## Excerpted data
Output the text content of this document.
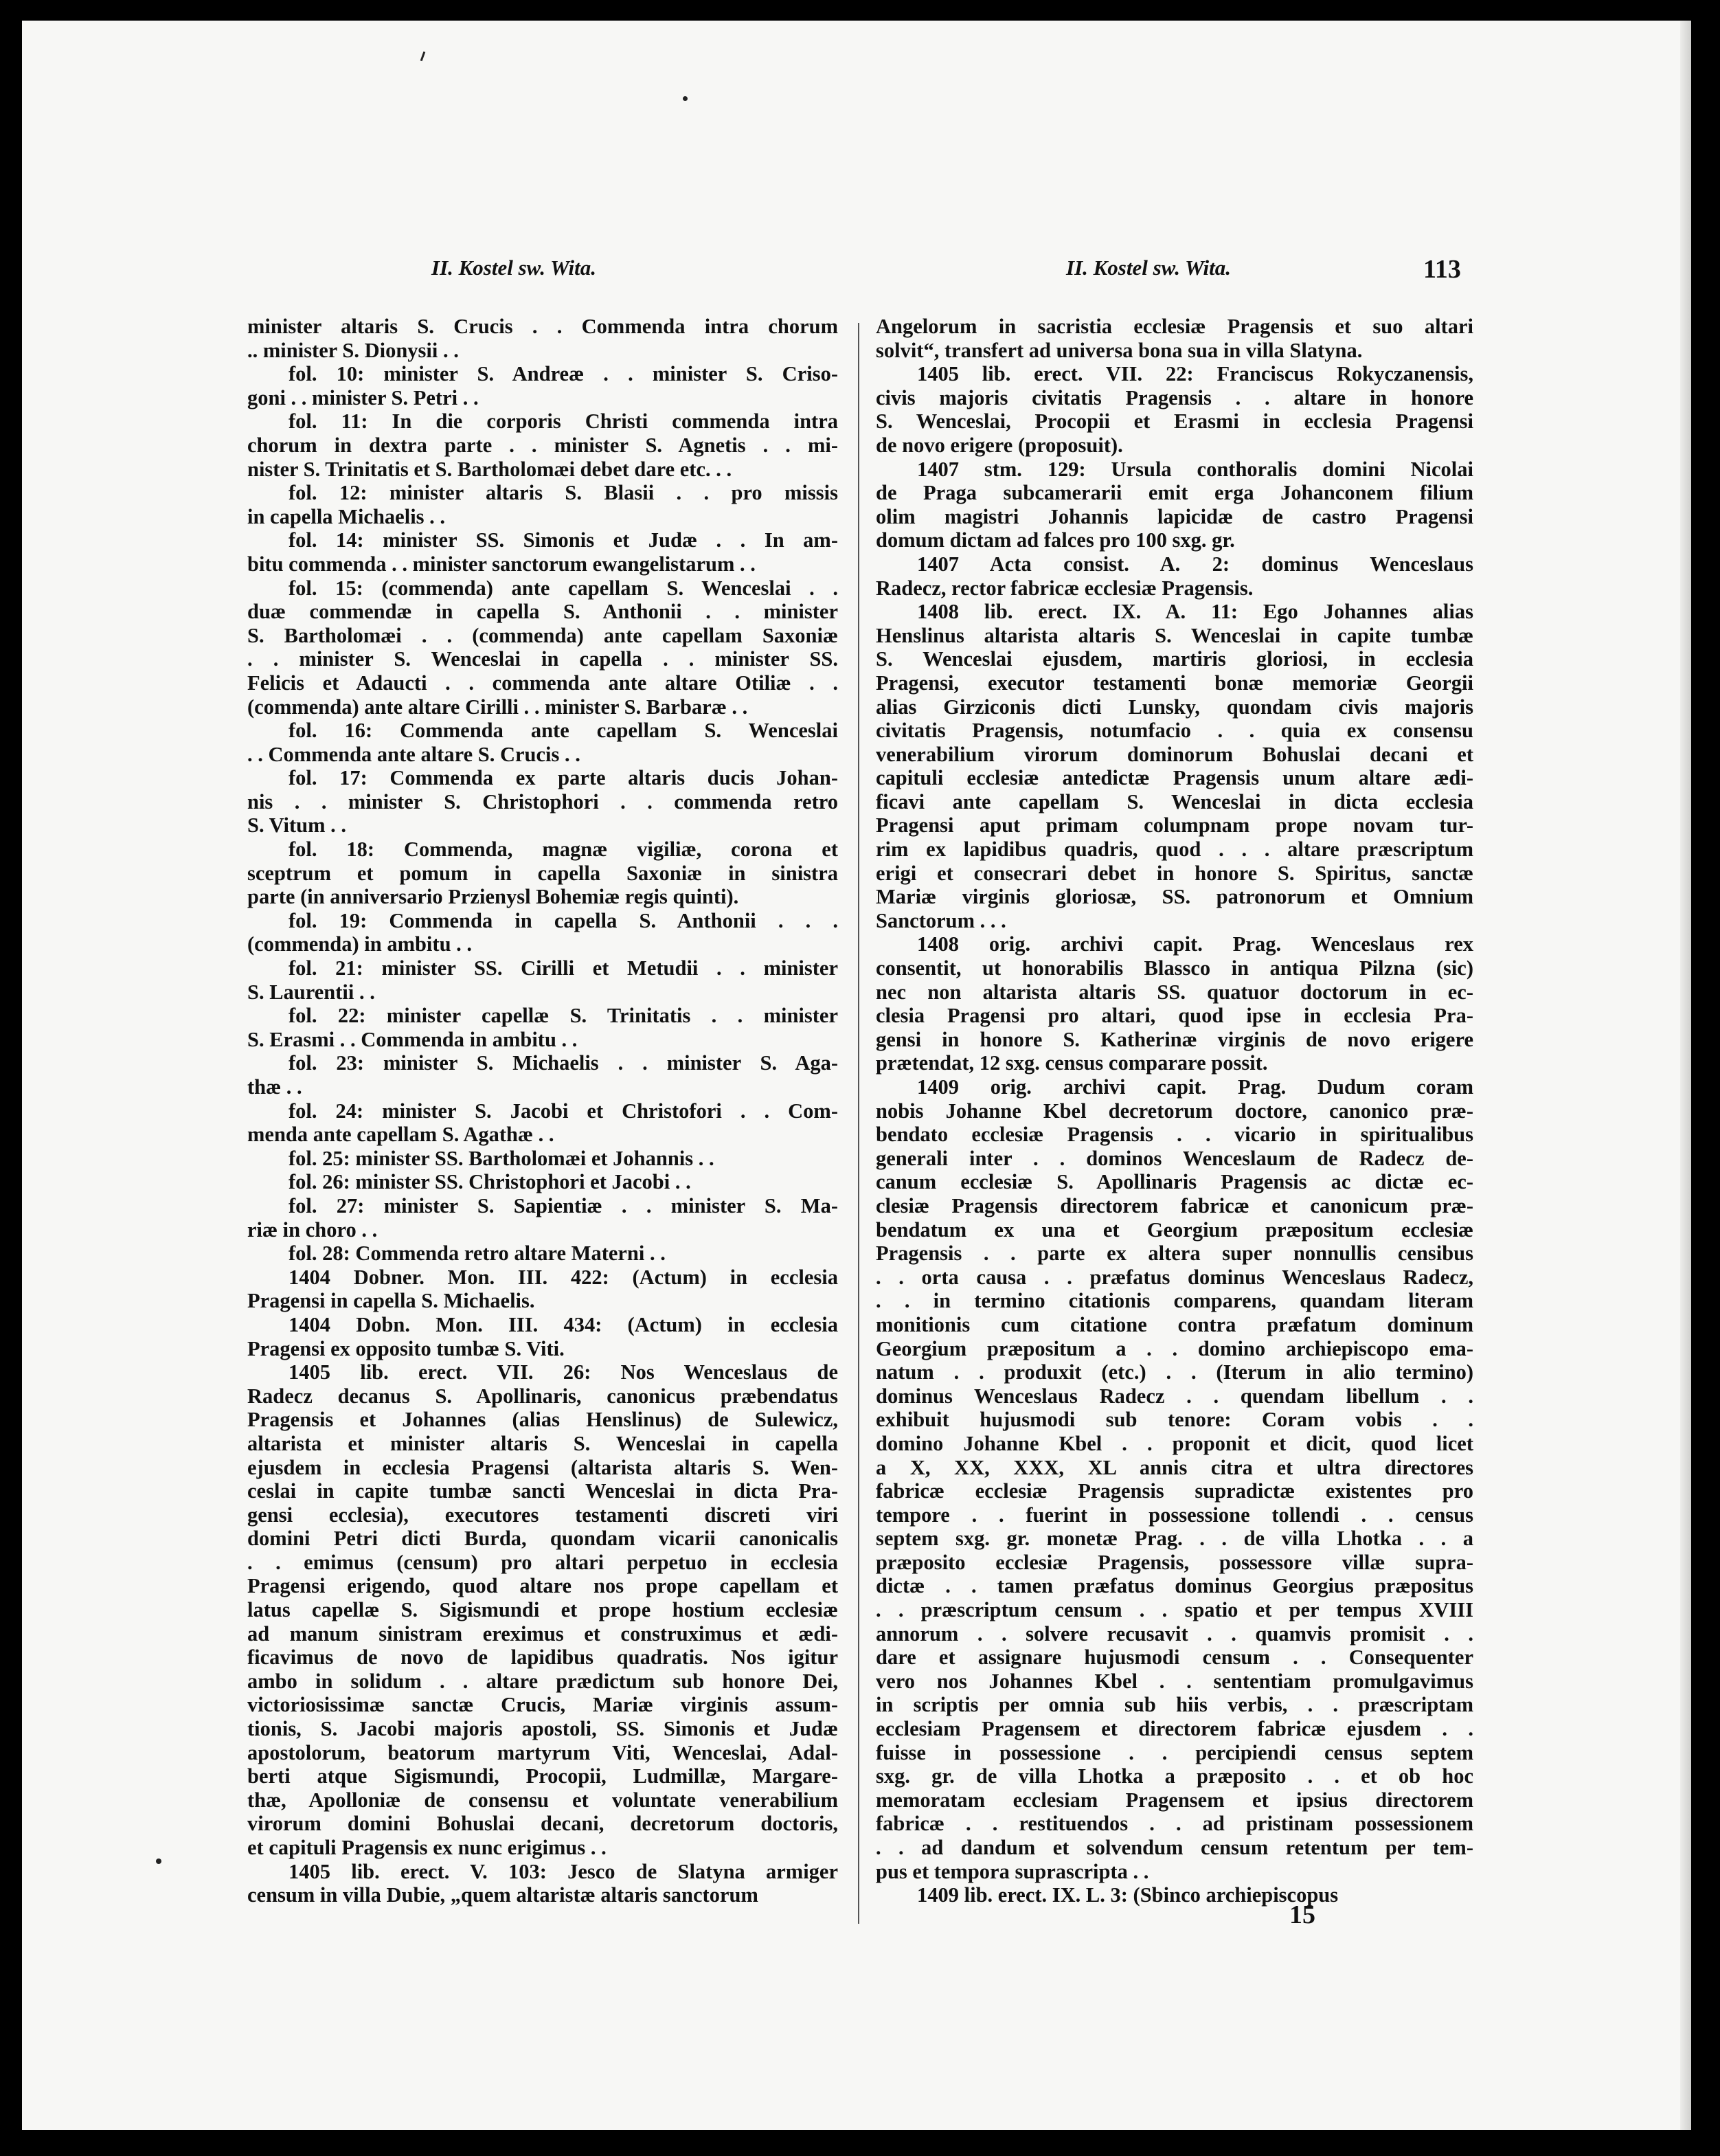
II. Kostel sw. Wita.	II. Kostel sw. Wita.	113
minister altaris S. Crucis . . Commenda intra chorum
.. minister S. Dionysii . .
fol. 10: minister S. Andreæ . . minister S. Criso-
goni . . minister S. Petri . .
fol. 11: In die corporis Christi commenda intra
chorum in dextra parte . . minister S. Agnetis . . mi-
nister S. Trinitatis et S. Bartholomæi debet dare etc. . .
fol. 12: minister altaris S. Blasii . . pro missis
in capella Michaelis . .
fol. 14: minister SS. Simonis et Judæ . . In am-
bitu commenda . . minister sanctorum ewangelistarum . .
fol. 15: (commenda) ante capellam S. Wenceslai . .
duæ commendæ in capella S. Anthonii . . minister
S. Bartholomæi . . (commenda) ante capellam Saxoniæ
. . minister S. Wenceslai in capella . . minister SS.
Felicis et Adaucti . . commenda ante altare Otiliæ . .
(commenda) ante altare Cirilli . . minister S. Barbaræ . .
fol. 16: Commenda ante capellam S. Wenceslai
. . Commenda ante altare S. Crucis . .
fol. 17: Commenda ex parte altaris ducis Johan-
nis . . minister S. Christophori . . commenda retro
S. Vitum . .
fol. 18: Commenda, magnæ vigiliæ, corona et
sceptrum et pomum in capella Saxoniæ in sinistra
parte (in anniversario Przienysl Bohemiæ regis quinti).
fol. 19: Commenda in capella S. Anthonii . . .
(commenda) in ambitu . .
fol. 21: minister SS. Cirilli et Metudii . . minister
S. Laurentii . .
fol. 22: minister capellæ S. Trinitatis . . minister
S. Erasmi . . Commenda in ambitu . .
fol. 23: minister S. Michaelis . . minister S. Aga-
thæ . .
fol. 24: minister S. Jacobi et Christofori . . Com-
menda ante capellam S. Agathæ . .
fol. 25: minister SS. Bartholomæi et Johannis . .
fol. 26: minister SS. Christophori et Jacobi . .
fol. 27: minister S. Sapientiæ . . minister S. Ma-
riæ in choro . .
fol. 28: Commenda retro altare Materni . .
1404 Dobner. Mon. III. 422: (Actum) in ecclesia
Pragensi in capella S. Michaelis.
1404 Dobn. Mon. III. 434: (Actum) in ecclesia
Pragensi ex opposito tumbæ S. Viti.
1405 lib. erect. VII. 26: Nos Wenceslaus de
Radecz decanus S. Apollinaris, canonicus præbendatus
Pragensis et Johannes (alias Henslinus) de Sulewicz,
altarista et minister altaris S. Wenceslai in capella
ejusdem in ecclesia Pragensi (altarista altaris S. Wen-
ceslai in capite tumbæ sancti Wenceslai in dicta Pra-
gensi ecclesia), executores testamenti discreti viri
domini Petri dicti Burda, quondam vicarii canonicalis
. . emimus (censum) pro altari perpetuo in ecclesia
Pragensi erigendo, quod altare nos prope capellam et
latus capellæ S. Sigismundi et prope hostium ecclesiæ
ad manum sinistram ereximus et construximus et ædi-
ficavimus de novo de lapidibus quadratis. Nos igitur
ambo in solidum . . altare prædictum sub honore Dei,
victoriosissimæ sanctæ Crucis, Mariæ virginis assum-
tionis, S. Jacobi majoris apostoli, SS. Simonis et Judæ
apostolorum, beatorum martyrum Viti, Wenceslai, Adal-
berti atque Sigismundi, Procopii, Ludmillæ, Margare-
thæ, Apolloniæ de consensu et voluntate venerabilium
virorum domini Bohuslai decani, decretorum doctoris,
et capituli Pragensis ex nunc erigimus . .
1405 lib. erect. V. 103: Jesco de Slatyna armiger
censum in villa Dubie, „quem altaristæ altaris sanctorum
Angelorum in sacristia ecclesiæ Pragensis et suo altari
solvit“, transfert ad universa bona sua in villa Slatyna.
1405 lib. erect. VII. 22: Franciscus Rokyczanensis,
civis majoris civitatis Pragensis . . altare in honore
S. Wenceslai, Procopii et Erasmi in ecclesia Pragensi
de novo erigere (proposuit).
1407 stm. 129: Ursula conthoralis domini Nicolai
de Praga subcamerarii emit erga Johanconem filium
olim magistri Johannis lapicidæ de castro Pragensi
domum dictam ad falces pro 100 sxg. gr.
1407 Acta consist. A. 2: dominus Wenceslaus
Radecz, rector fabricæ ecclesiæ Pragensis.
1408 lib. erect. IX. A. 11: Ego Johannes alias
Henslinus altarista altaris S. Wenceslai in capite tumbæ
S. Wenceslai ejusdem, martiris gloriosi, in ecclesia
Pragensi, executor testamenti bonæ memoriæ Georgii
alias Girziconis dicti Lunsky, quondam civis majoris
civitatis Pragensis, notumfacio . . quia ex consensu
venerabilium virorum dominorum Bohuslai decani et
capituli ecclesiæ antedictæ Pragensis unum altare ædi-
ficavi ante capellam S. Wenceslai in dicta ecclesia
Pragensi aput primam columpnam prope novam tur-
rim ex lapidibus quadris, quod . . . altare præscriptum
erigi et consecrari debet in honore S. Spiritus, sanctæ
Mariæ virginis gloriosæ, SS. patronorum et Omnium
Sanctorum . . .
1408 orig. archivi capit. Prag. Wenceslaus rex
consentit, ut honorabilis Blassco in antiqua Pilzna (sic)
nec non altarista altaris SS. quatuor doctorum in ec-
clesia Pragensi pro altari, quod ipse in ecclesia Pra-
gensi in honore S. Katherinæ virginis de novo erigere
prætendat, 12 sxg. census comparare possit.
1409 orig. archivi capit. Prag. Dudum coram
nobis Johanne Kbel decretorum doctore, canonico præ-
bendato ecclesiæ Pragensis . . vicario in spiritualibus
generali inter . . dominos Wenceslaum de Radecz de-
canum ecclesiæ S. Apollinaris Pragensis ac dictæ ec-
clesiæ Pragensis directorem fabricæ et canonicum præ-
bendatum ex una et Georgium præpositum ecclesiæ
Pragensis . . parte ex altera super nonnullis censibus
. . orta causa . . præfatus dominus Wenceslaus Radecz,
. . in termino citationis comparens, quandam literam
monitionis cum citatione contra præfatum dominum
Georgium præpositum a . . domino archiepiscopo ema-
natum . . produxit (etc.) . . (Iterum in alio termino)
dominus Wenceslaus Radecz . . quendam libellum . .
exhibuit hujusmodi sub tenore: Coram vobis . .
domino Johanne Kbel . . proponit et dicit, quod licet
a X, XX, XXX, XL annis citra et ultra directores
fabricæ ecclesiæ Pragensis supradictæ existentes pro
tempore . . fuerint in possessione tollendi . . census
septem sxg. gr. monetæ Prag. . . de villa Lhotka . . a
præposito ecclesiæ Pragensis, possessore villæ supra-
dictæ . . tamen præfatus dominus Georgius præpositus
. . præscriptum censum . . spatio et per tempus XVIII
annorum . . solvere recusavit . . quamvis promisit . .
dare et assignare hujusmodi censum . . Consequenter
vero nos Johannes Kbel . . sententiam promulgavimus
in scriptis per omnia sub hiis verbis, . . præscriptam
ecclesiam Pragensem et directorem fabricæ ejusdem . .
fuisse in possessione . . percipiendi census septem
sxg. gr. de villa Lhotka a præposito . . et ob hoc
memoratam ecclesiam Pragensem et ipsius directorem
fabricæ . . restituendos . . ad pristinam possessionem
. . ad dandum et solvendum censum retentum per tem-
pus et tempora suprascripta . .
1409 lib. erect. IX. L. 3: (Sbinco archiepiscopus
15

## Work required
Find each line holding the word "Simonis" and copy it.

## Answer to the problem
fol. 14: minister SS. Simonis et Judæ . . In am-
tionis, S. Jacobi majoris apostoli, SS. Simonis et Judæ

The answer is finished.